*The task*.
All records below must be retyped exactly.

*Records for the task*.

○ ○ ○ ○ ○

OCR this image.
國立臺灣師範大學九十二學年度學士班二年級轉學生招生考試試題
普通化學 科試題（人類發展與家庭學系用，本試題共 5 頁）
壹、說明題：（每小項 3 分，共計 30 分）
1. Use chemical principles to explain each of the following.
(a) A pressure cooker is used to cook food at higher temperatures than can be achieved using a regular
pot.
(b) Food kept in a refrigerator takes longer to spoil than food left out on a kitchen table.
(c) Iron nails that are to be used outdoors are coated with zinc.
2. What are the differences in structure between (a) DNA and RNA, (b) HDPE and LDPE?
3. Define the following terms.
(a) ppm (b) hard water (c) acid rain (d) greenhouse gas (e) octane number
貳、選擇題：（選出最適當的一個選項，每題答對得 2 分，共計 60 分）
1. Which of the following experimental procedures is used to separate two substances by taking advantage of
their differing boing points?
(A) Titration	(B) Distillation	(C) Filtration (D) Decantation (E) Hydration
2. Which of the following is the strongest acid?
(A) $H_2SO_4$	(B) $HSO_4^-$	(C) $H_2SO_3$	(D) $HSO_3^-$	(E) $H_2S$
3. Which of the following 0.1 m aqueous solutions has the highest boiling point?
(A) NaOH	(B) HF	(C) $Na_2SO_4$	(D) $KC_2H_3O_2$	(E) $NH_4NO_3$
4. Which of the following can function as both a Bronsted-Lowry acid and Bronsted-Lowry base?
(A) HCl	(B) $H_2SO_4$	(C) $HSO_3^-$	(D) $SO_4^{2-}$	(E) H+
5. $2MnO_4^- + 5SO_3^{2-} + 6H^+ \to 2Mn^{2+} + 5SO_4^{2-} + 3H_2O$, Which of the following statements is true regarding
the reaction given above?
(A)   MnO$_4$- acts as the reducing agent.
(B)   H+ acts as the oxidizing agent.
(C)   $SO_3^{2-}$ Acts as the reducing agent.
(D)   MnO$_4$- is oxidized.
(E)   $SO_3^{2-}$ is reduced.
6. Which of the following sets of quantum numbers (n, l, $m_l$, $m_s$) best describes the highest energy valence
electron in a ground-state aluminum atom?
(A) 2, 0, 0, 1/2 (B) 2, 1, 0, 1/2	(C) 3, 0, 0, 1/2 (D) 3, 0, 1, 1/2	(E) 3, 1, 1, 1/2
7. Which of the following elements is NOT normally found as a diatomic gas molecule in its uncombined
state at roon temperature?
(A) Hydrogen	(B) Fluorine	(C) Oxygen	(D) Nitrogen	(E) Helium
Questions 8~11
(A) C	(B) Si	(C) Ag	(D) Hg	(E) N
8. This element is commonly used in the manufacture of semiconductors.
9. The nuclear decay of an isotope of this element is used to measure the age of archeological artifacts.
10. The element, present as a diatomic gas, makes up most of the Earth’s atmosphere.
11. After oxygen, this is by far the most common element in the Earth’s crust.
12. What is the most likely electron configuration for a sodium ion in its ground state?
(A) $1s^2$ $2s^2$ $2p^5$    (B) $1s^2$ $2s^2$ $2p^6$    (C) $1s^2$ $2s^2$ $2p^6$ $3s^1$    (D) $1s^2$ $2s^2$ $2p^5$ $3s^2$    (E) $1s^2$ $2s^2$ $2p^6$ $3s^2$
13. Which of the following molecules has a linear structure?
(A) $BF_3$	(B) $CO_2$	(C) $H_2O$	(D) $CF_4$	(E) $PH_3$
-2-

○ ○ ○ ○ ○

*Task response*.
OCR this image.
國立臺灣師範大學九十二學年度學士班二年級轉學生招生考試試題
普通化學 科試題（人類發展與家庭學系用，本試題共 5 頁）
壹、說明題：（每小項 3 分，共計 30 分）
1. Use chemical principles to explain each of the following.
(a) A pressure cooker is used to cook food at higher temperatures than can be achieved using a regular
pot.
(b) Food kept in a refrigerator takes longer to spoil than food left out on a kitchen table.
(c) Iron nails that are to be used outdoors are coated with zinc.
2. What are the differences in structure between (a) DNA and RNA, (b) HDPE and LDPE?
3. Define the following terms.
(a) ppm (b) hard water (c) acid rain (d) greenhouse gas (e) octane number
貳、選擇題：（選出最適當的一個選項，每題答對得 2 分，共計 60 分）
1. Which of the following experimental procedures is used to separate two substances by taking advantage of
their differing boing points?
(A) Titration	(B) Distillation	(C) Filtration (D) Decantation (E) Hydration
2. Which of the following is the strongest acid?
(A) $H_2SO_4$	(B) $HSO_4^-$	(C) $H_2SO_3$	(D) $HSO_3^-$	(E) $H_2S$
3. Which of the following 0.1 m aqueous solutions has the highest boiling point?
(A) NaOH	(B) HF	(C) $Na_2SO_4$	(D) $KC_2H_3O_2$	(E) $NH_4NO_3$
4. Which of the following can function as both a Bronsted-Lowry acid and Bronsted-Lowry base?
(A) HCl	(B) $H_2SO_4$	(C) $HSO_3^-$	(D) $SO_4^{2-}$	(E) H+
5. $2MnO_4^- + 5SO_3^{2-} + 6H^+ \to 2Mn^{2+} + 5SO_4^{2-} + 3H_2O$, Which of the following statements is true regarding
the reaction given above?
(A)   MnO$_4$- acts as the reducing agent.
(B)   H+ acts as the oxidizing agent.
(C)   $SO_3^{2-}$ Acts as the reducing agent.
(D)   MnO$_4$- is oxidized.
(E)   $SO_3^{2-}$ is reduced.
6. Which of the following sets of quantum numbers (n, l, $m_l$, $m_s$) best describes the highest energy valence
electron in a ground-state aluminum atom?
(A) 2, 0, 0, 1/2 (B) 2, 1, 0, 1/2	(C) 3, 0, 0, 1/2 (D) 3, 0, 1, 1/2	(E) 3, 1, 1, 1/2
7. Which of the following elements is NOT normally found as a diatomic gas molecule in its uncombined
state at roon temperature?
(A) Hydrogen	(B) Fluorine	(C) Oxygen	(D) Nitrogen	(E) Helium
Questions 8~11
(A) C	(B) Si	(C) Ag	(D) Hg	(E) N
8. This element is commonly used in the manufacture of semiconductors.
9. The nuclear decay of an isotope of this element is used to measure the age of archeological artifacts.
10. The element, present as a diatomic gas, makes up most of the Earth’s atmosphere.
11. After oxygen, this is by far the most common element in the Earth’s crust.
12. What is the most likely electron configuration for a sodium ion in its ground state?
(A) $1s^2$ $2s^2$ $2p^5$    (B) $1s^2$ $2s^2$ $2p^6$    (C) $1s^2$ $2s^2$ $2p^6$ $3s^1$    (D) $1s^2$ $2s^2$ $2p^5$ $3s^2$    (E) $1s^2$ $2s^2$ $2p^6$ $3s^2$
13. Which of the following molecules has a linear structure?
(A) $BF_3$	(B) $CO_2$	(C) $H_2O$	(D) $CF_4$	(E) $PH_3$
-2-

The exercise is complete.